[Supplied records start]

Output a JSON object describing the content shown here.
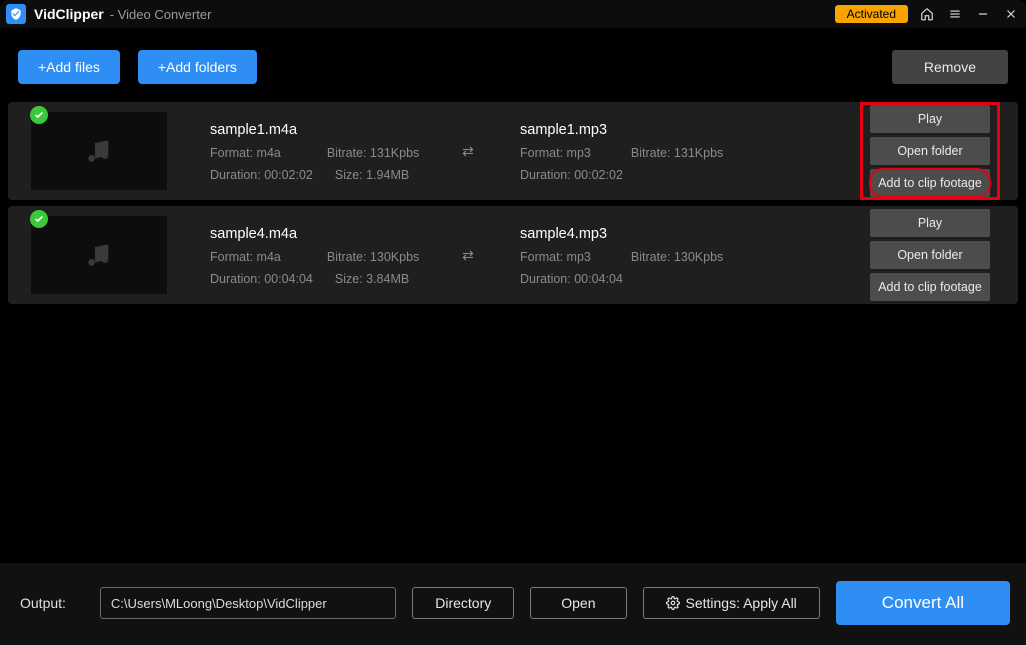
{
  "header": {
    "app_name": "VidClipper",
    "subtitle": "- Video Converter",
    "activated_label": "Activated"
  },
  "toolbar": {
    "add_files": "+Add files",
    "add_folders": "+Add folders",
    "remove": "Remove"
  },
  "actions": {
    "play": "Play",
    "open_folder": "Open folder",
    "add_clip": "Add to clip footage"
  },
  "files": [
    {
      "src_name": "sample1.m4a",
      "src_format": "Format: m4a",
      "src_bitrate": "Bitrate: 131Kpbs",
      "src_duration": "Duration: 00:02:02",
      "src_size": "Size: 1.94MB",
      "dst_name": "sample1.mp3",
      "dst_format": "Format: mp3",
      "dst_bitrate": "Bitrate: 131Kpbs",
      "dst_duration": "Duration: 00:02:02",
      "highlight": true
    },
    {
      "src_name": "sample4.m4a",
      "src_format": "Format: m4a",
      "src_bitrate": "Bitrate: 130Kpbs",
      "src_duration": "Duration: 00:04:04",
      "src_size": "Size: 3.84MB",
      "dst_name": "sample4.mp3",
      "dst_format": "Format: mp3",
      "dst_bitrate": "Bitrate: 130Kpbs",
      "dst_duration": "Duration: 00:04:04",
      "highlight": false
    }
  ],
  "bottom": {
    "output_label": "Output:",
    "output_path": "C:\\Users\\MLoong\\Desktop\\VidClipper",
    "directory": "Directory",
    "open": "Open",
    "settings": "Settings: Apply All",
    "convert": "Convert All"
  }
}
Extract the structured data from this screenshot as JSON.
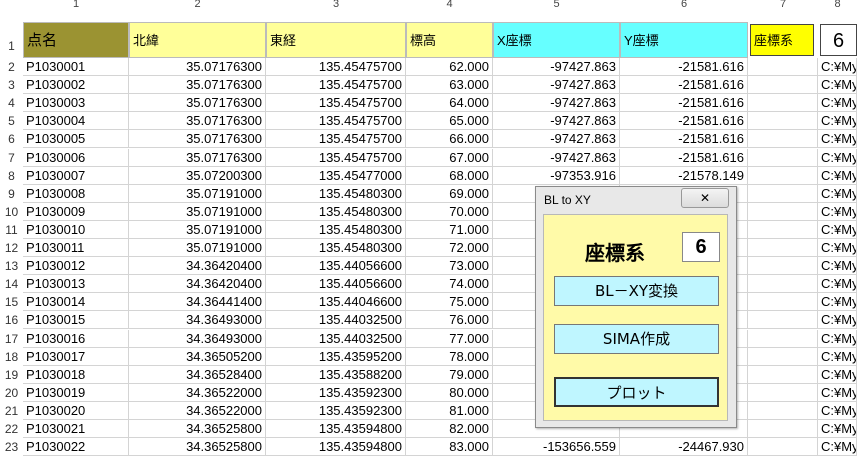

[Supplied records end]

> [What to produce]
Copy all the entries word for word. Omit any pictures.

> [Reply to the exercise]
Output a JSON object describing the content shown here.
{
  "header": {
    "app_name": "VidClipper",
    "subtitle": "- Video Converter",
    "activated_label": "Activated"
  },
  "toolbar": {
    "add_files": "+Add files",
    "add_folders": "+Add folders",
    "remove": "Remove"
  },
  "actions": {
    "play": "Play",
    "open_folder": "Open folder",
    "add_clip": "Add to clip footage"
  },
  "files": [
    {
      "src_name": "sample1.m4a",
      "src_format": "Format: m4a",
      "src_bitrate": "Bitrate: 131Kpbs",
      "src_duration": "Duration: 00:02:02",
      "src_size": "Size: 1.94MB",
      "dst_name": "sample1.mp3",
      "dst_format": "Format: mp3",
      "dst_bitrate": "Bitrate: 131Kpbs",
      "dst_duration": "Duration: 00:02:02",
      "highlight": true
    },
    {
      "src_name": "sample4.m4a",
      "src_format": "Format: m4a",
      "src_bitrate": "Bitrate: 130Kpbs",
      "src_duration": "Duration: 00:04:04",
      "src_size": "Size: 3.84MB",
      "dst_name": "sample4.mp3",
      "dst_format": "Format: mp3",
      "dst_bitrate": "Bitrate: 130Kpbs",
      "dst_duration": "Duration: 00:04:04",
      "highlight": false
    }
  ],
  "bottom": {
    "output_label": "Output:",
    "output_path": "C:\\Users\\MLoong\\Desktop\\VidClipper",
    "directory": "Directory",
    "open": "Open",
    "settings": "Settings: Apply All",
    "convert": "Convert All"
  }
}
Extract the structured data from this screenshot as JSON.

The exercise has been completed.